Dataset records
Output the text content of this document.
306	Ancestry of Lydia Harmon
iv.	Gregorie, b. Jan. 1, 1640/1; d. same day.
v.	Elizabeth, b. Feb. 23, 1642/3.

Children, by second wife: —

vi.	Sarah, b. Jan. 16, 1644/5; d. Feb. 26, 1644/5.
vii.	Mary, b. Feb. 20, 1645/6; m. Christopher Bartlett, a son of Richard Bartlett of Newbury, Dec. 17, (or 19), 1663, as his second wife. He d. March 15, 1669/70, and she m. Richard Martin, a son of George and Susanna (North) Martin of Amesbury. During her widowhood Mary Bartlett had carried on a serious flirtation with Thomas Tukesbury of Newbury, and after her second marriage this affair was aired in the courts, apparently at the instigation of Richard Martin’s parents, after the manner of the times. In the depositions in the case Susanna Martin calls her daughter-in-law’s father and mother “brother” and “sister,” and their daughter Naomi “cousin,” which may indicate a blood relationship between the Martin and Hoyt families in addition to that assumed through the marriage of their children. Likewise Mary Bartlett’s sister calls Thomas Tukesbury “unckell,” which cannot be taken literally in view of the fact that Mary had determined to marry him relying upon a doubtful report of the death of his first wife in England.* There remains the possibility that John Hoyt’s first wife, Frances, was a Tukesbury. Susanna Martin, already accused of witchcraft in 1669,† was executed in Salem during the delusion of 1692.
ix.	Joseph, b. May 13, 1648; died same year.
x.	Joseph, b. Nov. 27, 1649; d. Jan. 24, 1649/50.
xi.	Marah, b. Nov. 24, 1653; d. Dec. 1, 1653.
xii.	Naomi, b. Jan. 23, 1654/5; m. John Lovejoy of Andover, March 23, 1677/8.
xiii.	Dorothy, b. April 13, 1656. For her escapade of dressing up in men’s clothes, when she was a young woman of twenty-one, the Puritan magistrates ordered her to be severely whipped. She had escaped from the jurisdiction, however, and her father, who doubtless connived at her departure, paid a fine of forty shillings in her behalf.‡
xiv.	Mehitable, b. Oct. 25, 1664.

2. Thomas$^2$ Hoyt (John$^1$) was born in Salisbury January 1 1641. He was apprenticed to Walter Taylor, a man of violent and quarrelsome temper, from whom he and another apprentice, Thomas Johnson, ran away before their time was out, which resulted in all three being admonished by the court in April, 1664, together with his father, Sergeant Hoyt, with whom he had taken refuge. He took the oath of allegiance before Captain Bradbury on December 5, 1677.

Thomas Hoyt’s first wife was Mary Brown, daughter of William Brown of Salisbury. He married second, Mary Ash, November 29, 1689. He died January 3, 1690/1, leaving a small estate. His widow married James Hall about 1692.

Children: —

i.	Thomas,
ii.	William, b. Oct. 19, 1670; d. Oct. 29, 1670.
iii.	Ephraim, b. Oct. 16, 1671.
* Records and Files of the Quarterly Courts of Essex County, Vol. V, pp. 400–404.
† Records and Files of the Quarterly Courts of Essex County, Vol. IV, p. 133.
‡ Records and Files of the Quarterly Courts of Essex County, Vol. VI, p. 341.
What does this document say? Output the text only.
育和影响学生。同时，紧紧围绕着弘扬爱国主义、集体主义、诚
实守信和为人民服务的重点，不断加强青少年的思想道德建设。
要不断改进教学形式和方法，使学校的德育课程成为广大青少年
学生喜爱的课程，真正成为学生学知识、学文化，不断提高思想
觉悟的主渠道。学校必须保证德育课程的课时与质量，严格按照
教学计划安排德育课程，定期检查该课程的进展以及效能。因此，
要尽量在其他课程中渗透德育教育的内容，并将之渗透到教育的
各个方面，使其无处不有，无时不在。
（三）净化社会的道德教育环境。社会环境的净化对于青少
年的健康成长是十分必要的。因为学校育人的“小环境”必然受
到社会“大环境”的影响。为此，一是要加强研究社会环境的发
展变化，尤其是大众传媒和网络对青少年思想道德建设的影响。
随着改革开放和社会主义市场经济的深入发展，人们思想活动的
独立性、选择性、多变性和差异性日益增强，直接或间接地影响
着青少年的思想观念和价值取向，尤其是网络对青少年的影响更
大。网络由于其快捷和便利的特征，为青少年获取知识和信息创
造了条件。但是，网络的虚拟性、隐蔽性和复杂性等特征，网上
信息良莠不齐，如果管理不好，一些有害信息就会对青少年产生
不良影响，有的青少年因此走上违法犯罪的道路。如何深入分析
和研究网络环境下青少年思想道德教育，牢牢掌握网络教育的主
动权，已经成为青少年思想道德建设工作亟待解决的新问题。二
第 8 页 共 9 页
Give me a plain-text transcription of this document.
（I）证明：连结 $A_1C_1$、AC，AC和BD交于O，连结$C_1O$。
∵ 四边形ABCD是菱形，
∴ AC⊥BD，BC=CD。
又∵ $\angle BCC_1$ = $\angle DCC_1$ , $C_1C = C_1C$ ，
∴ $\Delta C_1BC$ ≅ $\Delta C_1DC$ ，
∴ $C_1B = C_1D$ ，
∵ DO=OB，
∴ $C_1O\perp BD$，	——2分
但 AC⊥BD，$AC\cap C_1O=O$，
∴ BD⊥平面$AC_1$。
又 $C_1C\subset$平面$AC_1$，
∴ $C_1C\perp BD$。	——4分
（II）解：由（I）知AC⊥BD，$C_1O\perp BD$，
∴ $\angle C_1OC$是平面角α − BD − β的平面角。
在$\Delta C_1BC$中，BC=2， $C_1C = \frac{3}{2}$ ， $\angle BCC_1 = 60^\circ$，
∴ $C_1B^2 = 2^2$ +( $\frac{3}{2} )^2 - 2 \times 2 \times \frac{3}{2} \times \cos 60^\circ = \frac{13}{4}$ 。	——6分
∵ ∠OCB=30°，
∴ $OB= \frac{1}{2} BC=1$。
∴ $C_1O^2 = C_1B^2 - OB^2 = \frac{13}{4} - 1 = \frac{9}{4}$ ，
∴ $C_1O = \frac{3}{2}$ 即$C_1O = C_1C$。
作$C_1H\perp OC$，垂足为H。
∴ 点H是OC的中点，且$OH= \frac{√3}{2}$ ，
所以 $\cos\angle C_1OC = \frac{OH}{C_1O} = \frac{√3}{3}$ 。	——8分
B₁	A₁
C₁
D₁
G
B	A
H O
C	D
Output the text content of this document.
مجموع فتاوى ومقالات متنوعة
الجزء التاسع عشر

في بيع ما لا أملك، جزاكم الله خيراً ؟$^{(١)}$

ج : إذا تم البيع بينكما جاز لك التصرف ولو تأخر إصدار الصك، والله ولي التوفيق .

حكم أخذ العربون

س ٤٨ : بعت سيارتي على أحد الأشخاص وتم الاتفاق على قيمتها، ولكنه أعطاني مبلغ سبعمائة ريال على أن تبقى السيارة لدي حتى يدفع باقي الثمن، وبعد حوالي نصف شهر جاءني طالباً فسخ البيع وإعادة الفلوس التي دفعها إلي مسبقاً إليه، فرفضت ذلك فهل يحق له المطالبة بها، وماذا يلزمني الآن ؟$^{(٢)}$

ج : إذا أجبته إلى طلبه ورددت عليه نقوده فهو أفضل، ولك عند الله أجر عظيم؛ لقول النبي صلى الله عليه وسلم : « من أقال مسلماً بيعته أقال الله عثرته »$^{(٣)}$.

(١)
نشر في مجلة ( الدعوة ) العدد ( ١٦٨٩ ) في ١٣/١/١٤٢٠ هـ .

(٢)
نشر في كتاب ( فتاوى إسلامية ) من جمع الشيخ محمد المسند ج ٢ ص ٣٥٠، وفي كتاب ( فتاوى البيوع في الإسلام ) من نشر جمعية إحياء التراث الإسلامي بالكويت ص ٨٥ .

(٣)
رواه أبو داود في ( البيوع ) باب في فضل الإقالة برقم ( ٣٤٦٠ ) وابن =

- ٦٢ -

**The problem**
Find and copy every line in the entries above where the string "Joseph" occurs.

**Complete output**
ix.	Joseph, b. May 13, 1648; died same year.
x.	Joseph, b. Nov. 27, 1649; d. Jan. 24, 1649/50.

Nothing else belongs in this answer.